[Recorded data]
──────────

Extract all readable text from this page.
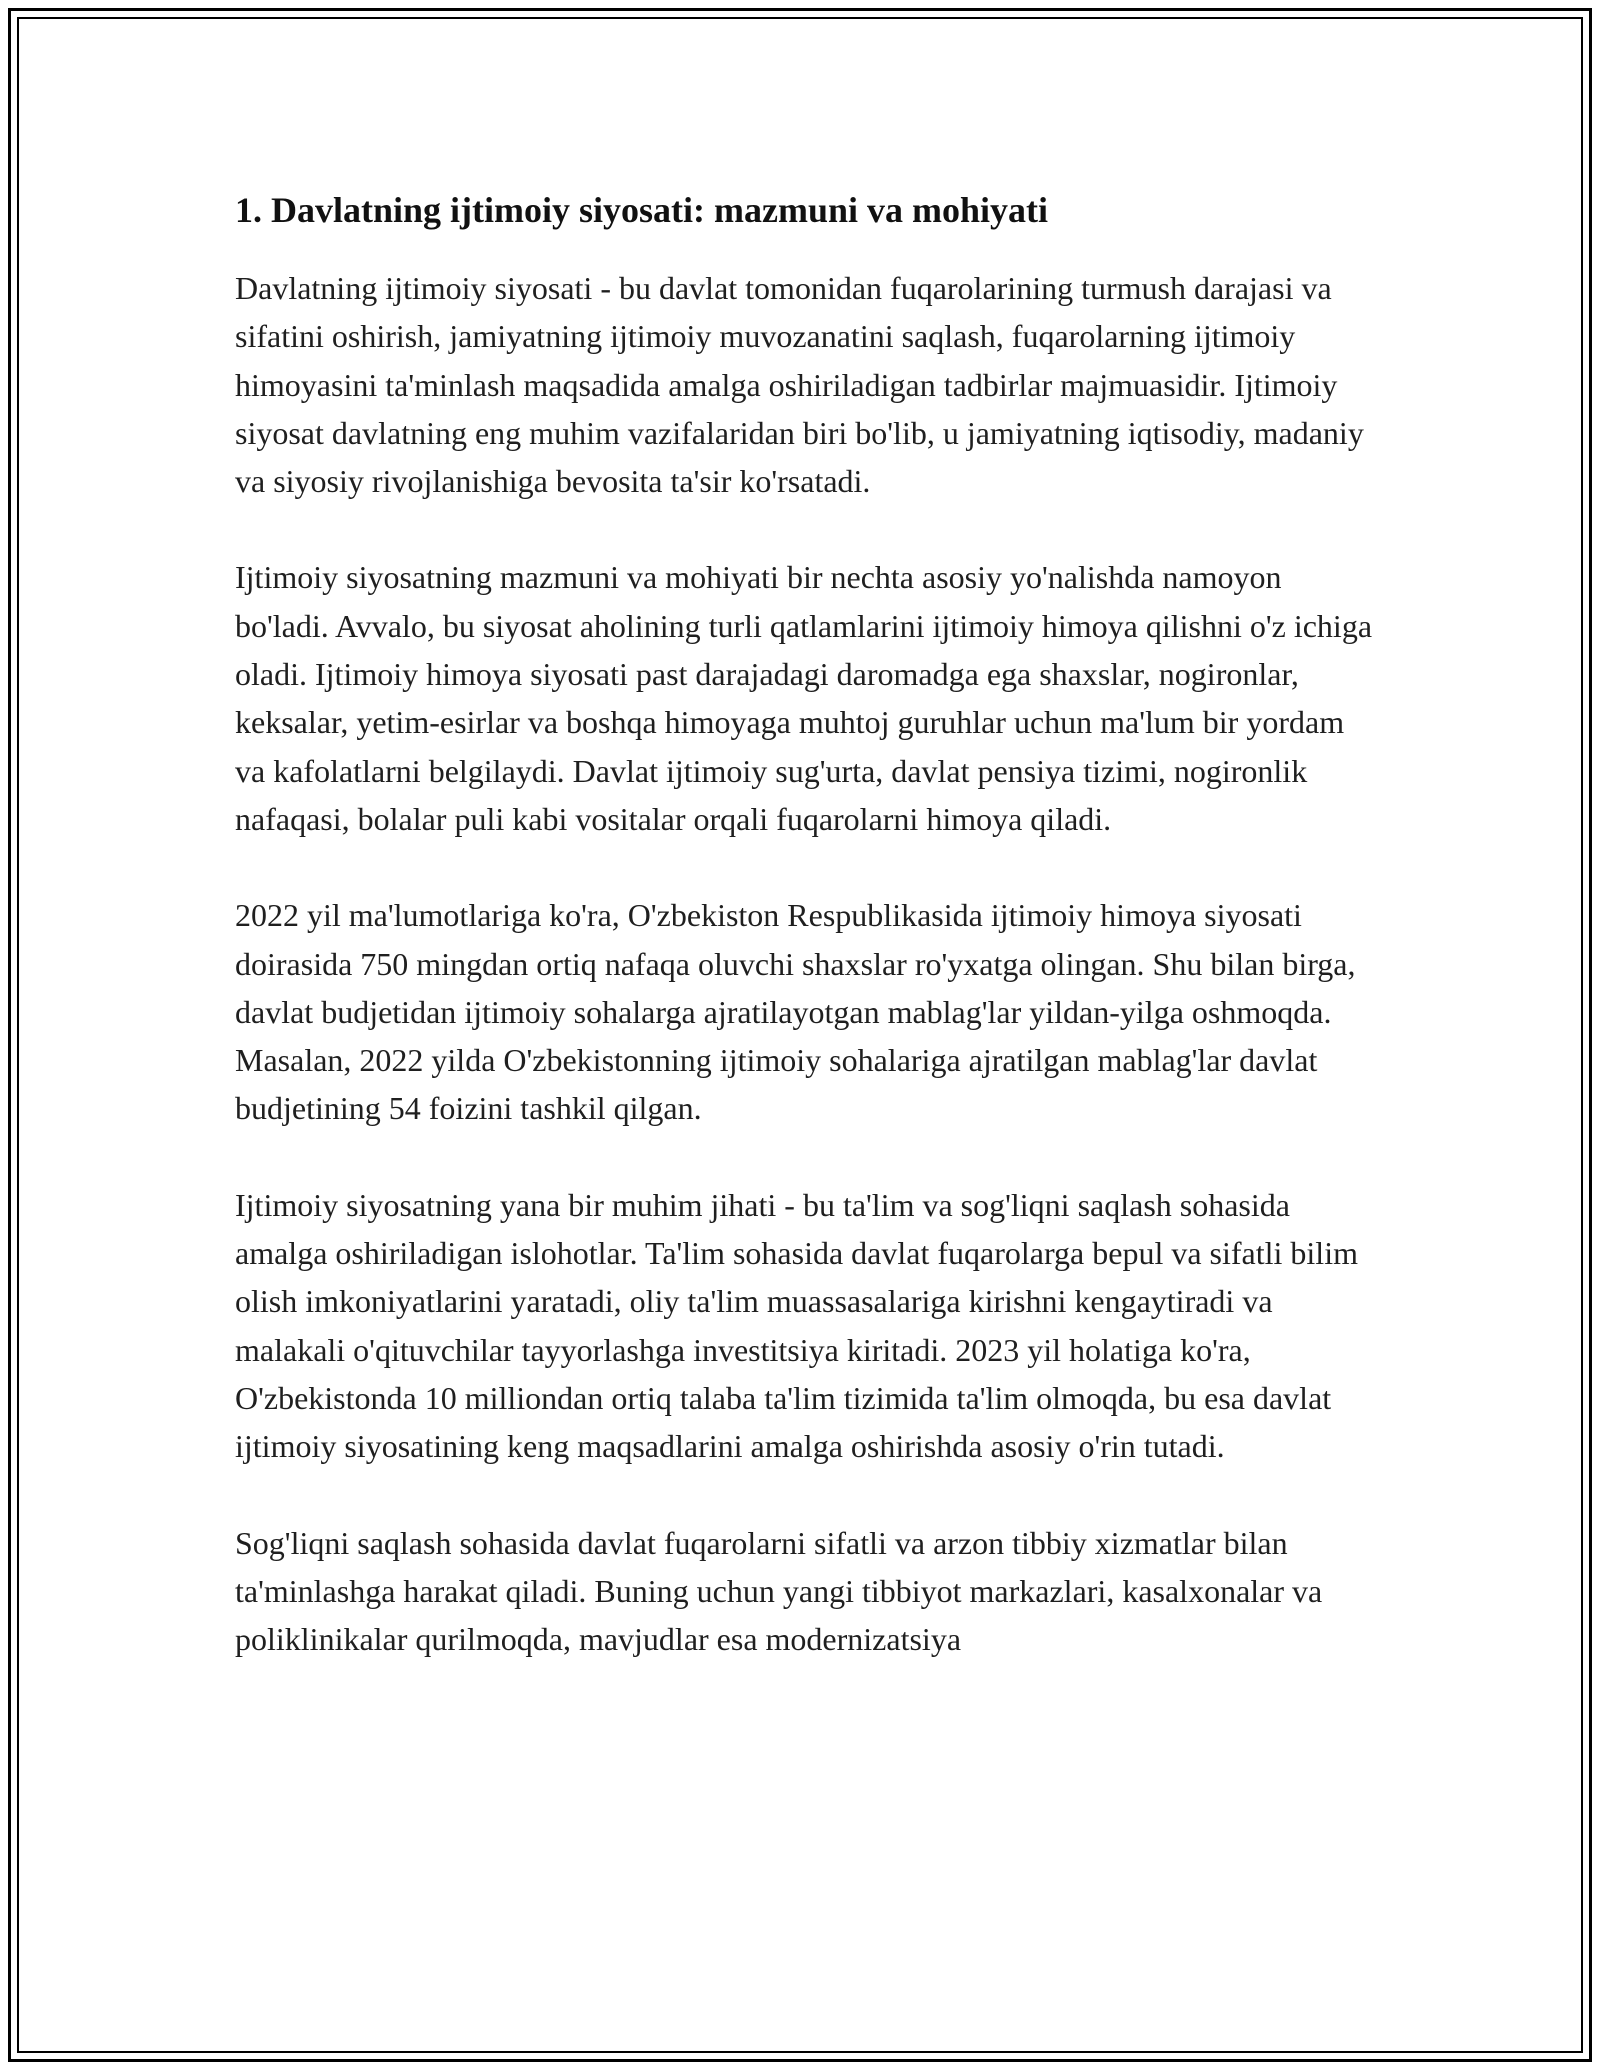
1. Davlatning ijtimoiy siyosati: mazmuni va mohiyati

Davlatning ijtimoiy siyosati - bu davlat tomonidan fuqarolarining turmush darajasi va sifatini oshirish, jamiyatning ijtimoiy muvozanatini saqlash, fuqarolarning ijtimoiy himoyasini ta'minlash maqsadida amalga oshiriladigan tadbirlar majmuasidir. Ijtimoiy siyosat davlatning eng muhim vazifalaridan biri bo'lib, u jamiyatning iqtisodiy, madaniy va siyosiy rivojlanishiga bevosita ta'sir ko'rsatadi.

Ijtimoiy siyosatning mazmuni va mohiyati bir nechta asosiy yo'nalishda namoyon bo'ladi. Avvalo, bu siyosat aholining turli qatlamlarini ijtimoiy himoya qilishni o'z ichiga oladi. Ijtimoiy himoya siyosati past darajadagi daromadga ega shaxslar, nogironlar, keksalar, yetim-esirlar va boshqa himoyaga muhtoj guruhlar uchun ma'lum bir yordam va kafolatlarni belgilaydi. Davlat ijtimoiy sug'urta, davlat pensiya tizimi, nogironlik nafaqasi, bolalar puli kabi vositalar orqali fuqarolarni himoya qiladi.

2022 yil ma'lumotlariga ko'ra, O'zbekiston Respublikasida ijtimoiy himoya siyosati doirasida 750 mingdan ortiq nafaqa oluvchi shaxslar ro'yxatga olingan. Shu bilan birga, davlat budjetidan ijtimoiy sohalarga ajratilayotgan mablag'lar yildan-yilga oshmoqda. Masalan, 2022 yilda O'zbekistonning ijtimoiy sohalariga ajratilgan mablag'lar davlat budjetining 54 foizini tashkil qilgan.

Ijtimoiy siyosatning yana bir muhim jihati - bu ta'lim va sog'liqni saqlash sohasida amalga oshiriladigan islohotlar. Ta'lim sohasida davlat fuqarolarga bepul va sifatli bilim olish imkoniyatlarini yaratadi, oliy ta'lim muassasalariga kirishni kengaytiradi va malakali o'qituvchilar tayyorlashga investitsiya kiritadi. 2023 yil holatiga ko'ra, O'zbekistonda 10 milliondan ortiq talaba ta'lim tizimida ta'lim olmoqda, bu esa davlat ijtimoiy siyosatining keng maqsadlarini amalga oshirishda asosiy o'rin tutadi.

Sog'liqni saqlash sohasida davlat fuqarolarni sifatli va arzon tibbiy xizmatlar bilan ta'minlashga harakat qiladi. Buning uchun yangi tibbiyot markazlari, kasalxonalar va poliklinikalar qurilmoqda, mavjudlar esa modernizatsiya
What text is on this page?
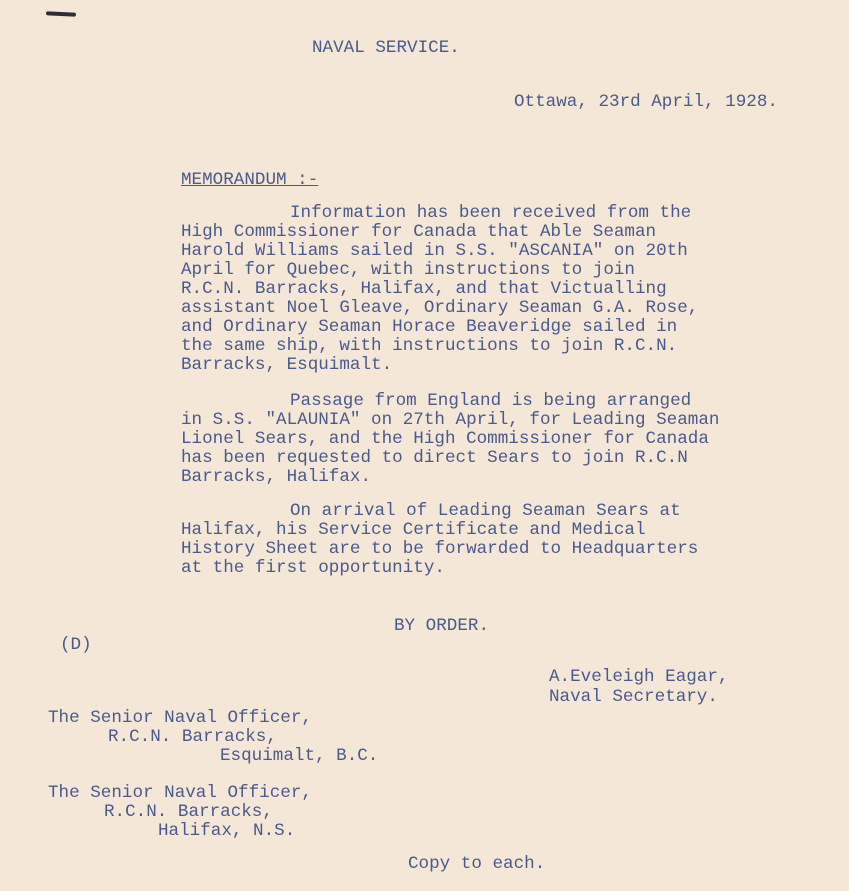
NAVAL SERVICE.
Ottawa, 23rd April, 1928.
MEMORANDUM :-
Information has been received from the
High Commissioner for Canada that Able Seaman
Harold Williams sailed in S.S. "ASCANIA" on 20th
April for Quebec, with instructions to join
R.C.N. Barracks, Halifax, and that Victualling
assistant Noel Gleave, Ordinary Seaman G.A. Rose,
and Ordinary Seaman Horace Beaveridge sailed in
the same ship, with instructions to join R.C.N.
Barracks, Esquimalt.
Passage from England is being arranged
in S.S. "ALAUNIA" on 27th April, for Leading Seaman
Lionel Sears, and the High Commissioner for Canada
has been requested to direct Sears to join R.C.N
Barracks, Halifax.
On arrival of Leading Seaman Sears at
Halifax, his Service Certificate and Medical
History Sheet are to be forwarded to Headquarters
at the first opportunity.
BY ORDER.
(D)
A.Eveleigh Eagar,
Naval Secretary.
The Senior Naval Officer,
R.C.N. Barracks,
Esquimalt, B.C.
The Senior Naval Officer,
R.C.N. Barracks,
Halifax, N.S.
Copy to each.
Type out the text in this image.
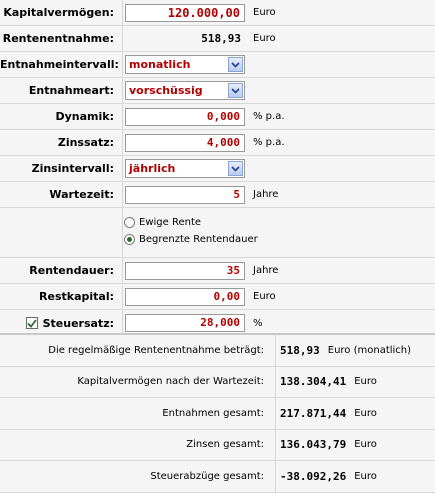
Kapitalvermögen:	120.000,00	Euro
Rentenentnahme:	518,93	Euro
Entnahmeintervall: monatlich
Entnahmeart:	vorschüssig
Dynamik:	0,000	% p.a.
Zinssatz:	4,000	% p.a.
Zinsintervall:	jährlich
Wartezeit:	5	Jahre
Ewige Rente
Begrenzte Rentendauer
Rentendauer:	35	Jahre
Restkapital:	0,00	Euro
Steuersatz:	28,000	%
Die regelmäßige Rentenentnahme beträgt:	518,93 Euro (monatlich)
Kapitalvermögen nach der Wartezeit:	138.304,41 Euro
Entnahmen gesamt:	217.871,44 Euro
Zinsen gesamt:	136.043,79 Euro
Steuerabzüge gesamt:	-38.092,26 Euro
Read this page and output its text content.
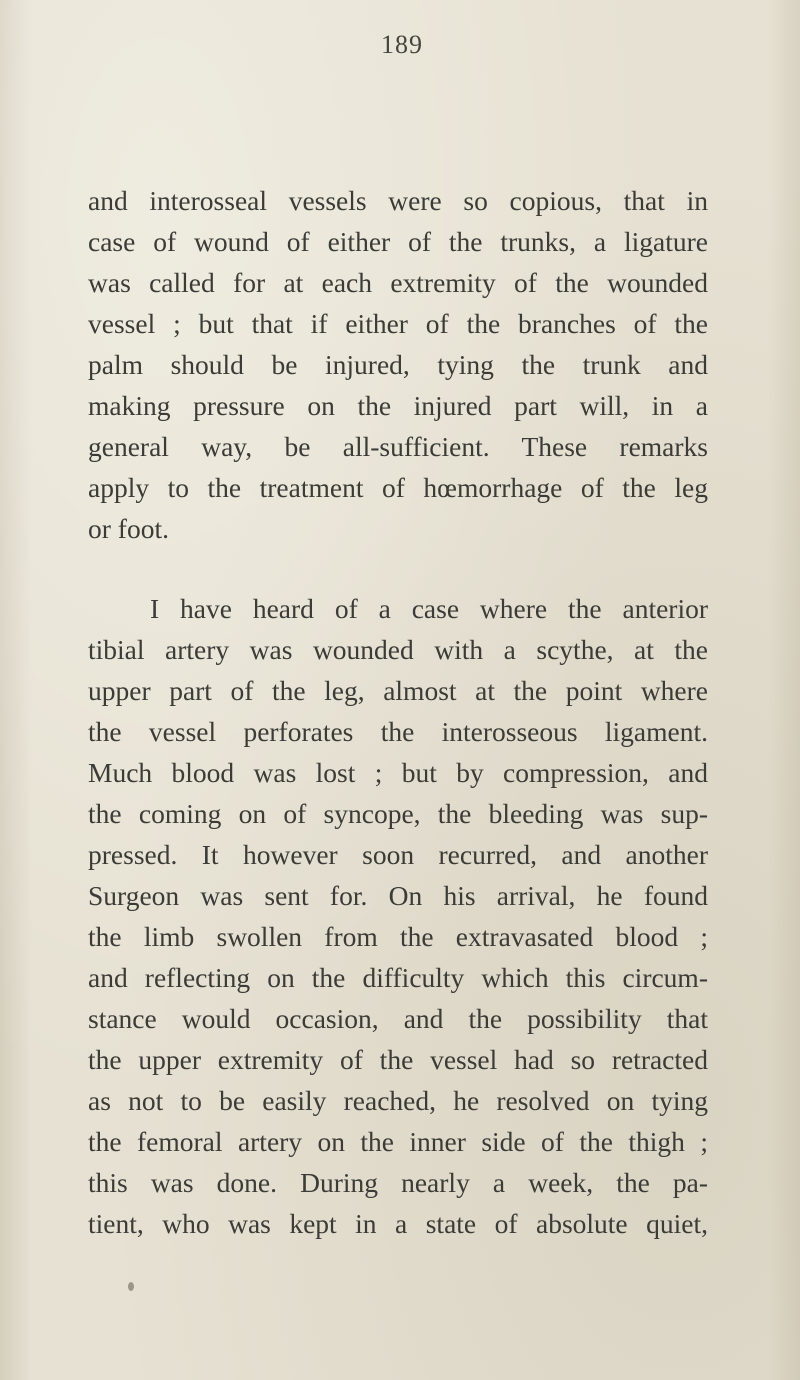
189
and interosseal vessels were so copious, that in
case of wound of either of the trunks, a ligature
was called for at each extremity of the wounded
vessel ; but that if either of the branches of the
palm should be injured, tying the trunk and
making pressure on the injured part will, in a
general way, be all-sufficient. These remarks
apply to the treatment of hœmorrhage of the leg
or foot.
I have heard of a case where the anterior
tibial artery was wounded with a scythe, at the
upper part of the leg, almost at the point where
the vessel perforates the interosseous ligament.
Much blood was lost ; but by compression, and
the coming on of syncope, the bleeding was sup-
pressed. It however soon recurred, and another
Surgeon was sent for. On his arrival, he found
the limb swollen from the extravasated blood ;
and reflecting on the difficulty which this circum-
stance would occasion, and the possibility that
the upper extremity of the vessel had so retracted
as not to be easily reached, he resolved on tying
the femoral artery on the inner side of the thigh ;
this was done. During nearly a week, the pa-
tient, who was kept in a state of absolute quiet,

──────────

**WHAT YOU ARE ASKED TO DO:** Identify every line where the string "Jahre" appears.

**FINAL RESULT:**
Wartezeit:	5	Jahre
Rentendauer:	35	Jahre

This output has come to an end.